__Exercise__: Search the data for the string "title" and gather each line it is in.

__Stored data__:
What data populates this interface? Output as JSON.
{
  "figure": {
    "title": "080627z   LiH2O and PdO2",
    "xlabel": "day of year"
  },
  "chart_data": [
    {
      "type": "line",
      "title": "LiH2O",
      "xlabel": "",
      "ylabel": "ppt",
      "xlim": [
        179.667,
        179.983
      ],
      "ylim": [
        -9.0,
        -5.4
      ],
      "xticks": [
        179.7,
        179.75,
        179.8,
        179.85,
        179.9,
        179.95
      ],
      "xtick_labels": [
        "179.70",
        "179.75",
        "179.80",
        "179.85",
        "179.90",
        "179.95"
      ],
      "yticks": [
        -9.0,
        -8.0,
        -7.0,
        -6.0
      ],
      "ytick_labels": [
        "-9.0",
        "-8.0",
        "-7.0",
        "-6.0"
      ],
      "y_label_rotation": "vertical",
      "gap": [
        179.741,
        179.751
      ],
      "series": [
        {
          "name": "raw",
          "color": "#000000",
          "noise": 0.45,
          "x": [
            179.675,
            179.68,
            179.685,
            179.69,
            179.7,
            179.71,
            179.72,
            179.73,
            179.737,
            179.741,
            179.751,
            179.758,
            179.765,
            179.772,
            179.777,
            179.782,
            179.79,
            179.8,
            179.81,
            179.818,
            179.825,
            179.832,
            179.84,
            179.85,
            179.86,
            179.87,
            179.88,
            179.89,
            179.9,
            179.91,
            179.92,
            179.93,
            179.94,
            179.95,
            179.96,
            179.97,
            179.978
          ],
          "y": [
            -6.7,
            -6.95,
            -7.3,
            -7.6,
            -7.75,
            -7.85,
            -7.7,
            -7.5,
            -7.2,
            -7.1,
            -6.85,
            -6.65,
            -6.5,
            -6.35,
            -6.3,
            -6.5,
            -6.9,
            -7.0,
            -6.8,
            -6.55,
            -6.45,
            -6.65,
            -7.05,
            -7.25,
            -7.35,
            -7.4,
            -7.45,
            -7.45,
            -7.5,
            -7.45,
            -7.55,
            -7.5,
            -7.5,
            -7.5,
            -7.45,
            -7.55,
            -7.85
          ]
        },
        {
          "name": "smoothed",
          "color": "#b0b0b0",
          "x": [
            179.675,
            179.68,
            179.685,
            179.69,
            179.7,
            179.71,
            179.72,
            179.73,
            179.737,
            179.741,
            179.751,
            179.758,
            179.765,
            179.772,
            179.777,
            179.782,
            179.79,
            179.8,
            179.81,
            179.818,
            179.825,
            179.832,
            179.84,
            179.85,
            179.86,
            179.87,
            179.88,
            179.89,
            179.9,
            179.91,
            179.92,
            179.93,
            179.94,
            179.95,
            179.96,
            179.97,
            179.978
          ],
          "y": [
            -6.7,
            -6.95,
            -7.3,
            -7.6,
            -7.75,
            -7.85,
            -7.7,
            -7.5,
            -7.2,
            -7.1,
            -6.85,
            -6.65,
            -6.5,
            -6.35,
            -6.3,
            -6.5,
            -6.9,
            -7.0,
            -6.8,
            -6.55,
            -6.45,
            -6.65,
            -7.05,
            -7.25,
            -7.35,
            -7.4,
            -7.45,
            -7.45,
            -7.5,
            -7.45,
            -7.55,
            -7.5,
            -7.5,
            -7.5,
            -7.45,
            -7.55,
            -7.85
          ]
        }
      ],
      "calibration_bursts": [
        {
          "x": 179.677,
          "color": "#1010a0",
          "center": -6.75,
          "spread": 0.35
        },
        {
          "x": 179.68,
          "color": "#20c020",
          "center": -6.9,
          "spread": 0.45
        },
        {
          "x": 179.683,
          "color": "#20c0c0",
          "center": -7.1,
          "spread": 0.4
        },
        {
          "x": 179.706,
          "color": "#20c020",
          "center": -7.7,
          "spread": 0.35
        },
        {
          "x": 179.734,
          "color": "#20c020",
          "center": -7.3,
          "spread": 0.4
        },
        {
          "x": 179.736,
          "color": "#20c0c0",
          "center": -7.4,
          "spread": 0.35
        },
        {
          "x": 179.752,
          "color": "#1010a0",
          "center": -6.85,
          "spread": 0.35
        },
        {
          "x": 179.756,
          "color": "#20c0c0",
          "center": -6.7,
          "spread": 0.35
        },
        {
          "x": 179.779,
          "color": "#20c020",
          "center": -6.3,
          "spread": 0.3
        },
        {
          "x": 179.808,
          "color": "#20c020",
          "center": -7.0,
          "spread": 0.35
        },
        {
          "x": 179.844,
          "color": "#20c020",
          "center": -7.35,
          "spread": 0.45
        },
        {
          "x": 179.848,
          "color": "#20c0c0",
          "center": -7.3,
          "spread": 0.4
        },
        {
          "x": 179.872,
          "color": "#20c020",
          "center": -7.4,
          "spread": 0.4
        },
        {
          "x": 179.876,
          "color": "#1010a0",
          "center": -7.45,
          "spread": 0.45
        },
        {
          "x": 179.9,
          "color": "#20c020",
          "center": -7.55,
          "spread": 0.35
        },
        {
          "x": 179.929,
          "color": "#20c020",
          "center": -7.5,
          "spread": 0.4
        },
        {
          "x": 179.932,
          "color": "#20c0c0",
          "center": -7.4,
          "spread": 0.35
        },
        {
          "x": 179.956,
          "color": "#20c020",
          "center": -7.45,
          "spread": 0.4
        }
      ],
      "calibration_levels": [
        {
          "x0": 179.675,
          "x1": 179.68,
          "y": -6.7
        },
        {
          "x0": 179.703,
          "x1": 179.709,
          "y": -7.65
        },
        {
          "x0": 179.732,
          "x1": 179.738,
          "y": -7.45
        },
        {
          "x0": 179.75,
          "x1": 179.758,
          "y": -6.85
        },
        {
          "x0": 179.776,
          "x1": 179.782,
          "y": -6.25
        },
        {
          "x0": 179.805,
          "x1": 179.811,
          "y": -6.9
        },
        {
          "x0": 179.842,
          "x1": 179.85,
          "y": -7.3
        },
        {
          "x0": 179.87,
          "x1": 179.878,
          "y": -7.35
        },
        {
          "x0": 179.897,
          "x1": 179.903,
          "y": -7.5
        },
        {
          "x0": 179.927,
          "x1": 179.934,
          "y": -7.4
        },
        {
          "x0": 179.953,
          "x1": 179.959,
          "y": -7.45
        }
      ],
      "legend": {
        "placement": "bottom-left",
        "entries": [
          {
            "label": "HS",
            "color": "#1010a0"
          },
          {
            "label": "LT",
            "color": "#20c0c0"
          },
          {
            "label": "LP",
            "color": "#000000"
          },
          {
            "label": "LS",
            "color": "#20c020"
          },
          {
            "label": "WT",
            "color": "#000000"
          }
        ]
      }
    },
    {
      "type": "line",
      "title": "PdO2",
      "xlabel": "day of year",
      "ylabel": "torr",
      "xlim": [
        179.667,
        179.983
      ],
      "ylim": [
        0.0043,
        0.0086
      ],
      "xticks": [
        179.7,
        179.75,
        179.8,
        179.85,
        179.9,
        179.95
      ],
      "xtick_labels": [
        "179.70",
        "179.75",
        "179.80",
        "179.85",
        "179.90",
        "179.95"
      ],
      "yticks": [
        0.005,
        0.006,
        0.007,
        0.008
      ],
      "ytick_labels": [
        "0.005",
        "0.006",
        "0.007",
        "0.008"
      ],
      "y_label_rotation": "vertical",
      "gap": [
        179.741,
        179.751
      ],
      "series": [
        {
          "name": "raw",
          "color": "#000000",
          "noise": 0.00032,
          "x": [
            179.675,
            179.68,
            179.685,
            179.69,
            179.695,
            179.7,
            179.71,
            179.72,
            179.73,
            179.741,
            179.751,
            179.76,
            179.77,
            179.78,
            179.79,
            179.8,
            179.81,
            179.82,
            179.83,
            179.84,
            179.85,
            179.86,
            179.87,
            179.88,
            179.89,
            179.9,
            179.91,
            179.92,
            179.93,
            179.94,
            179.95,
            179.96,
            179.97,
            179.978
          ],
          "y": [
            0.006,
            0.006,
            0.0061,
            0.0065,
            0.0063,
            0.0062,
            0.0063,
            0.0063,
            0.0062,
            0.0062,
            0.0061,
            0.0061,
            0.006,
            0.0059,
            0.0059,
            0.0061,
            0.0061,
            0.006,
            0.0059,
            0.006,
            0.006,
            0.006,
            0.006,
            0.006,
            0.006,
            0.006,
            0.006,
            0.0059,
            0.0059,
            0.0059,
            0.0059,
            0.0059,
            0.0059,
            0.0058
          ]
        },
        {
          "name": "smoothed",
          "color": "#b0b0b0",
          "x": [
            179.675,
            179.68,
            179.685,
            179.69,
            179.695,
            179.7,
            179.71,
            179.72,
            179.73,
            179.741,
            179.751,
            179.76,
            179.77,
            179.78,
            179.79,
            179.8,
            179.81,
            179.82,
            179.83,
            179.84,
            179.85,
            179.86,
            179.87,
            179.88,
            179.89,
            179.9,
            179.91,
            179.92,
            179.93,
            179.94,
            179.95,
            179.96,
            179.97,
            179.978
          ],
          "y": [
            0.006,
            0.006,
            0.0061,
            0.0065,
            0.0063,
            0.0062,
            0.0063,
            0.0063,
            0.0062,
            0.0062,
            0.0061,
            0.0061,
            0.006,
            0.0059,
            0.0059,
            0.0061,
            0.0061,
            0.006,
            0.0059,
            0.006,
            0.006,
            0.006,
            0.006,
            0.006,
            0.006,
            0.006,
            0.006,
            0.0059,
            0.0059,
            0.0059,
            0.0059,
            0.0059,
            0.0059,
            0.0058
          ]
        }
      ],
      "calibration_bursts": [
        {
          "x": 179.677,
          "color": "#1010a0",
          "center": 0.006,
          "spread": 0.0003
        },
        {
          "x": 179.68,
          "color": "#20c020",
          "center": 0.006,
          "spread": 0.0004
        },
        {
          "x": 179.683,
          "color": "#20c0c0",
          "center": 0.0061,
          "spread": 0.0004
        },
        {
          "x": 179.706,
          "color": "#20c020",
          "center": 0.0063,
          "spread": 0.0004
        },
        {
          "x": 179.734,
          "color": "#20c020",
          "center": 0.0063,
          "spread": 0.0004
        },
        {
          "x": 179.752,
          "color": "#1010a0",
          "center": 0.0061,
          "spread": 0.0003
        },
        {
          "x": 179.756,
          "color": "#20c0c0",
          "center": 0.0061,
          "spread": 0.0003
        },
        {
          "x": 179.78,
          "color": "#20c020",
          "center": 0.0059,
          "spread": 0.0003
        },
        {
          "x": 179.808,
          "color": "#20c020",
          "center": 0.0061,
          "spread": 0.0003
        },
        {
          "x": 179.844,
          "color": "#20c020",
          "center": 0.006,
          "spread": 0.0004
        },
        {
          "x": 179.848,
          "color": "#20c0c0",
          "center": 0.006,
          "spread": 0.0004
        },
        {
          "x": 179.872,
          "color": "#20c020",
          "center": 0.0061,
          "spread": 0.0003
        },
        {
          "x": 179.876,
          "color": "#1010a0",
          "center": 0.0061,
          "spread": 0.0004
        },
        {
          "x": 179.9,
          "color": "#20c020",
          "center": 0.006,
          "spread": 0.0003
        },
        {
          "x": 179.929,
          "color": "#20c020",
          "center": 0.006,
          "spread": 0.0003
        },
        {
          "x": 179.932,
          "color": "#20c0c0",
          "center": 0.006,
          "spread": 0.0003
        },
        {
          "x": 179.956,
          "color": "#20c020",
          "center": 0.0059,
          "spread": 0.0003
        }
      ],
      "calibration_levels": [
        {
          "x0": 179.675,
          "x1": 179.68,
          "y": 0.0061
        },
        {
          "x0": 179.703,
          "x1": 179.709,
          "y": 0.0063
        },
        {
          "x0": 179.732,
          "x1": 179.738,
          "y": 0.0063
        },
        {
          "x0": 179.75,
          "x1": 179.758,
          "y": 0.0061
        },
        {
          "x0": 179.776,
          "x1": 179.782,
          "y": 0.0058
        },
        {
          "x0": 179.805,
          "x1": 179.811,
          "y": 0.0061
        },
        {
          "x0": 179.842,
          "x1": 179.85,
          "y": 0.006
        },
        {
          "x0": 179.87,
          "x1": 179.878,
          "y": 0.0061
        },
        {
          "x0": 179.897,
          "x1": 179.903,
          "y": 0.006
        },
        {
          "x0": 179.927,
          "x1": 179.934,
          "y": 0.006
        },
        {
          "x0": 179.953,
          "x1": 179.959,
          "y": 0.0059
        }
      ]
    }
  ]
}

__Response to the task__:
    "title": "080627z   LiH2O and PdO2",
      "title": "LiH2O",
      "title": "PdO2",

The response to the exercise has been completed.